GOAL:
Write out each line from the data below that includes the word "Roughness".

EXTRACTED ENTRIES:
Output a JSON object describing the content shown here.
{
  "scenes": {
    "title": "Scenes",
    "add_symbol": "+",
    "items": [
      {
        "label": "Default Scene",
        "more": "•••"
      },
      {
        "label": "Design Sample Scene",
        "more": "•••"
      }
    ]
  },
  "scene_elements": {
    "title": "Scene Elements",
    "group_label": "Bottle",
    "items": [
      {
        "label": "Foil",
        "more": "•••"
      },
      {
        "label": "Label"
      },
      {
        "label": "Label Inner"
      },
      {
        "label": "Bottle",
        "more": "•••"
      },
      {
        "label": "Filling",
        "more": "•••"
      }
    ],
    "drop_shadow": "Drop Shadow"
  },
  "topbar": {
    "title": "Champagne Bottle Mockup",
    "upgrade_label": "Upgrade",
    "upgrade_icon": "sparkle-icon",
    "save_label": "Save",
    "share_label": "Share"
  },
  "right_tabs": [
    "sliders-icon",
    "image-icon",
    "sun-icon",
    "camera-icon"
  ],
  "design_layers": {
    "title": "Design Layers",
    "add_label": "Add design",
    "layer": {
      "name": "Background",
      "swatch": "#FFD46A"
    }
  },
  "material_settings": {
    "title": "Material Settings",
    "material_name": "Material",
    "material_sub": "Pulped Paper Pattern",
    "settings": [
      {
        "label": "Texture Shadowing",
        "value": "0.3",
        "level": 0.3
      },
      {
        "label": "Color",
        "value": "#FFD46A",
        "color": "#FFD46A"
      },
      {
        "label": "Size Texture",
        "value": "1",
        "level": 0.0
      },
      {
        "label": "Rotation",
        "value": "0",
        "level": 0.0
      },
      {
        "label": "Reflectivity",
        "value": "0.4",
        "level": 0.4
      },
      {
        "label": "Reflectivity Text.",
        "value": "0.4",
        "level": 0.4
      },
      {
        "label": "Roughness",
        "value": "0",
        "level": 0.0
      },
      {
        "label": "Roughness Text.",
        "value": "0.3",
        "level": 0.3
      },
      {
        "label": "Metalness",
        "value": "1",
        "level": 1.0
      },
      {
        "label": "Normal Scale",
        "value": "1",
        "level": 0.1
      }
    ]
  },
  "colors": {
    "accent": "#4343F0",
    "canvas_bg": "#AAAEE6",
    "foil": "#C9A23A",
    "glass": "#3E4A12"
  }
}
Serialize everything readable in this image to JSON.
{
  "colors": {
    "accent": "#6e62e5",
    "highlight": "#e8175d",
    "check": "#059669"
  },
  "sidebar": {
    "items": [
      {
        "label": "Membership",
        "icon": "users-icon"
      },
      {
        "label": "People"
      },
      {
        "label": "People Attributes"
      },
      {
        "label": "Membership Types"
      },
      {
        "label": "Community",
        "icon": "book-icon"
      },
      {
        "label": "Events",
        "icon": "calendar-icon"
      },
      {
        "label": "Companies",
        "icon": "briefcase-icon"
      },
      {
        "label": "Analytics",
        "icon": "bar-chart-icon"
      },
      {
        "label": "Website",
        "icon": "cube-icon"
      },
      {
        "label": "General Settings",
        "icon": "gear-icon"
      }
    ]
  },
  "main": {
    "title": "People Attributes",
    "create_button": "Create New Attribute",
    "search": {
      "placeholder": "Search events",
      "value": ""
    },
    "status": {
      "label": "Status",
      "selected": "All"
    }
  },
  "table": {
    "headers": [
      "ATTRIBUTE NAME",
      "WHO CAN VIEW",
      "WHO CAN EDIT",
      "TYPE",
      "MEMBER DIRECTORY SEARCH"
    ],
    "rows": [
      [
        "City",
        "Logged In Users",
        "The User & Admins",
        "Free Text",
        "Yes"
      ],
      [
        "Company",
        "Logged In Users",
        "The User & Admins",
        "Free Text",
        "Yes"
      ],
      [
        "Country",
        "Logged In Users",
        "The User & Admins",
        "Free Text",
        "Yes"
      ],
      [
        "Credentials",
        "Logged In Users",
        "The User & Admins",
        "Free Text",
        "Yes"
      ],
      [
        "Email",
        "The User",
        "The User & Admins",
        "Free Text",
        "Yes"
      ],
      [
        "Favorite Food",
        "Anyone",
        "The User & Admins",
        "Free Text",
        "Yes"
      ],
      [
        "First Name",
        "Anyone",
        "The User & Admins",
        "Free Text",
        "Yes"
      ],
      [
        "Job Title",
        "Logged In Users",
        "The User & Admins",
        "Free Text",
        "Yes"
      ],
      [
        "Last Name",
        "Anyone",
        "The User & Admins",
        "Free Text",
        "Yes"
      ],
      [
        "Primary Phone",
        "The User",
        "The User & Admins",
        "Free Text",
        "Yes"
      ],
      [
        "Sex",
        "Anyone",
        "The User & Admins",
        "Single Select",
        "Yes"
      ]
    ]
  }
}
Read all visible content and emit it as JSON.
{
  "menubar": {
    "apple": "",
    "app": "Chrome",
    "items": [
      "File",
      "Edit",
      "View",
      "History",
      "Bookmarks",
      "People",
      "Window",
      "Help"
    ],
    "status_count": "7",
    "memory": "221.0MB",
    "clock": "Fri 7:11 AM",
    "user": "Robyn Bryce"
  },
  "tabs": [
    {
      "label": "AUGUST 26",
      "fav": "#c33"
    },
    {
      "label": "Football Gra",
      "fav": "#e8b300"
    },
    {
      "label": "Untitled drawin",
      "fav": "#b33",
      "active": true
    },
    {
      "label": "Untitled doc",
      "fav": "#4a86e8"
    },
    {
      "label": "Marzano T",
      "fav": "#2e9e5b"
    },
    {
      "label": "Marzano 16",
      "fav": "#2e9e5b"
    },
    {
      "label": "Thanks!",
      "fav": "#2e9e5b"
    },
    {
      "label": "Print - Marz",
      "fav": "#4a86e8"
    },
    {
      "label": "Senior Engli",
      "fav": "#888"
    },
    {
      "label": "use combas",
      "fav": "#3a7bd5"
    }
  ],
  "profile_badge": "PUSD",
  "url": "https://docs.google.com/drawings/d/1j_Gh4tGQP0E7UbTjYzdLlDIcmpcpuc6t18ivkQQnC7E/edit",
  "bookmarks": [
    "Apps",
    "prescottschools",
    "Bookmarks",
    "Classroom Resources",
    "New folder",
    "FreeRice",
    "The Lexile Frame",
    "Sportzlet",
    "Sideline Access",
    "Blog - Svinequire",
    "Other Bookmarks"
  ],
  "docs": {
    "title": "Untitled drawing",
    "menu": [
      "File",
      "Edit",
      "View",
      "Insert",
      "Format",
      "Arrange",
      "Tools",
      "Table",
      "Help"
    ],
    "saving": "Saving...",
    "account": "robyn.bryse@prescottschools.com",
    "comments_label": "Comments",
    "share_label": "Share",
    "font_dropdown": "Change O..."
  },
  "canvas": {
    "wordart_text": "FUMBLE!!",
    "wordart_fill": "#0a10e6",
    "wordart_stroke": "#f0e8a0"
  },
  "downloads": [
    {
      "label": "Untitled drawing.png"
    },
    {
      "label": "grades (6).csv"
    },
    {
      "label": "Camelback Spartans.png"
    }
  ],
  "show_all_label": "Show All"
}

WRITTEN ANSWER:
        "label": "Roughness",
        "label": "Roughness Text.",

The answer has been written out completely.